> **Work to complete**: Each line below should be reproduced without any alteration.

Data entries:
════

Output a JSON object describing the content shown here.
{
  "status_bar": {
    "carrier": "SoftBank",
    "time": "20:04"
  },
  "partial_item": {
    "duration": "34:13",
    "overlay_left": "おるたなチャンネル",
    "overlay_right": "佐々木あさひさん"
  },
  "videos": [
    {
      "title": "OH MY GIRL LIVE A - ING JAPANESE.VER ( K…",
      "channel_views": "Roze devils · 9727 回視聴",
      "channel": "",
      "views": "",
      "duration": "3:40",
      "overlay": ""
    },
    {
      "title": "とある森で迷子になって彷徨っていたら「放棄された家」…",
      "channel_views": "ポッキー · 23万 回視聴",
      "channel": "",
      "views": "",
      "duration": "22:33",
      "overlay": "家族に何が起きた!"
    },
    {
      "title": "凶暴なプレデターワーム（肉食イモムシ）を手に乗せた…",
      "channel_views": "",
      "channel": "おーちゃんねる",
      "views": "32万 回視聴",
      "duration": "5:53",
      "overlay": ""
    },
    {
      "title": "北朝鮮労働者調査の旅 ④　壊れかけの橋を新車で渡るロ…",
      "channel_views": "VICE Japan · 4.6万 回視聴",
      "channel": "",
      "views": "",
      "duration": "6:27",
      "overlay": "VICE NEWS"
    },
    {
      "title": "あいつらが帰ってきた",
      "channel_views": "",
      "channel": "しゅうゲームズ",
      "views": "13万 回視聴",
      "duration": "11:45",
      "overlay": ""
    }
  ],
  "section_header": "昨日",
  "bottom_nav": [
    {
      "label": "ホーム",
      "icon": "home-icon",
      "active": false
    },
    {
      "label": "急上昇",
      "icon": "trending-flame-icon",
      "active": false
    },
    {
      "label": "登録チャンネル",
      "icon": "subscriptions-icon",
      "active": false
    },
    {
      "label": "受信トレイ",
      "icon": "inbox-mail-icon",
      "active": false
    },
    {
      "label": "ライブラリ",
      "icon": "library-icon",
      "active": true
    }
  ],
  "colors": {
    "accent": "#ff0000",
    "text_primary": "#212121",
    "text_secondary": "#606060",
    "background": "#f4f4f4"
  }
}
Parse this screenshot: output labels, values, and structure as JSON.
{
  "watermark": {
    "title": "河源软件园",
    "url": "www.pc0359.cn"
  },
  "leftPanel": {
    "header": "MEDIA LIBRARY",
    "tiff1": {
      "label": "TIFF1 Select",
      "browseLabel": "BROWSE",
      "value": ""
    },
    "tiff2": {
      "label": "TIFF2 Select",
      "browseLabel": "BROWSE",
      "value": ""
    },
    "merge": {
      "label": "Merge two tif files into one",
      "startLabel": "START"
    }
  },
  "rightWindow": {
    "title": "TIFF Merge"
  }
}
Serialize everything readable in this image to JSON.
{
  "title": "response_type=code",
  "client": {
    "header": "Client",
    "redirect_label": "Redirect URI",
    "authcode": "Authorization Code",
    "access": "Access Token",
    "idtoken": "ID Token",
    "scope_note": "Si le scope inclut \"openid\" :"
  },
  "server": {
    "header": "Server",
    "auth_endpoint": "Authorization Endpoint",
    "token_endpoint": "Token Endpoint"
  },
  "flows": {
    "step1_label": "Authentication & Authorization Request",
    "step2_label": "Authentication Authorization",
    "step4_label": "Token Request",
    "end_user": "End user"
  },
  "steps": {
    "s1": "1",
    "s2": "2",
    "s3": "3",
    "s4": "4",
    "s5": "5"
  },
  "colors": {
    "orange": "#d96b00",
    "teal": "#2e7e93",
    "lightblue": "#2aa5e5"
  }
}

════

> **Exercise result**:
Output a JSON object describing the content shown here.
{
  "status_bar": {
    "carrier": "SoftBank",
    "time": "20:04"
  },
  "partial_item": {
    "duration": "34:13",
    "overlay_left": "おるたなチャンネル",
    "overlay_right": "佐々木あさひさん"
  },
  "videos": [
    {
      "title": "OH MY GIRL LIVE A - ING JAPANESE.VER ( K…",
      "channel_views": "Roze devils · 9727 回視聴",
      "channel": "",
      "views": "",
      "duration": "3:40",
      "overlay": ""
    },
    {
      "title": "とある森で迷子になって彷徨っていたら「放棄された家」…",
      "channel_views": "ポッキー · 23万 回視聴",
      "channel": "",
      "views": "",
      "duration": "22:33",
      "overlay": "家族に何が起きた!"
    },
    {
      "title": "凶暴なプレデターワーム（肉食イモムシ）を手に乗せた…",
      "channel_views": "",
      "channel": "おーちゃんねる",
      "views": "32万 回視聴",
      "duration": "5:53",
      "overlay": ""
    },
    {
      "title": "北朝鮮労働者調査の旅 ④　壊れかけの橋を新車で渡るロ…",
      "channel_views": "VICE Japan · 4.6万 回視聴",
      "channel": "",
      "views": "",
      "duration": "6:27",
      "overlay": "VICE NEWS"
    },
    {
      "title": "あいつらが帰ってきた",
      "channel_views": "",
      "channel": "しゅうゲームズ",
      "views": "13万 回視聴",
      "duration": "11:45",
      "overlay": ""
    }
  ],
  "section_header": "昨日",
  "bottom_nav": [
    {
      "label": "ホーム",
      "icon": "home-icon",
      "active": false
    },
    {
      "label": "急上昇",
      "icon": "trending-flame-icon",
      "active": false
    },
    {
      "label": "登録チャンネル",
      "icon": "subscriptions-icon",
      "active": false
    },
    {
      "label": "受信トレイ",
      "icon": "inbox-mail-icon",
      "active": false
    },
    {
      "label": "ライブラリ",
      "icon": "library-icon",
      "active": true
    }
  ],
  "colors": {
    "accent": "#ff0000",
    "text_primary": "#212121",
    "text_secondary": "#606060",
    "background": "#f4f4f4"
  }
}
Parse this screenshot: output labels, values, and structure as JSON.
{
  "watermark": {
    "title": "河源软件园",
    "url": "www.pc0359.cn"
  },
  "leftPanel": {
    "header": "MEDIA LIBRARY",
    "tiff1": {
      "label": "TIFF1 Select",
      "browseLabel": "BROWSE",
      "value": ""
    },
    "tiff2": {
      "label": "TIFF2 Select",
      "browseLabel": "BROWSE",
      "value": ""
    },
    "merge": {
      "label": "Merge two tif files into one",
      "startLabel": "START"
    }
  },
  "rightWindow": {
    "title": "TIFF Merge"
  }
}
Serialize everything readable in this image to JSON.
{
  "title": "response_type=code",
  "client": {
    "header": "Client",
    "redirect_label": "Redirect URI",
    "authcode": "Authorization Code",
    "access": "Access Token",
    "idtoken": "ID Token",
    "scope_note": "Si le scope inclut \"openid\" :"
  },
  "server": {
    "header": "Server",
    "auth_endpoint": "Authorization Endpoint",
    "token_endpoint": "Token Endpoint"
  },
  "flows": {
    "step1_label": "Authentication & Authorization Request",
    "step2_label": "Authentication Authorization",
    "step4_label": "Token Request",
    "end_user": "End user"
  },
  "steps": {
    "s1": "1",
    "s2": "2",
    "s3": "3",
    "s4": "4",
    "s5": "5"
  },
  "colors": {
    "orange": "#d96b00",
    "teal": "#2e7e93",
    "lightblue": "#2aa5e5"
  }
}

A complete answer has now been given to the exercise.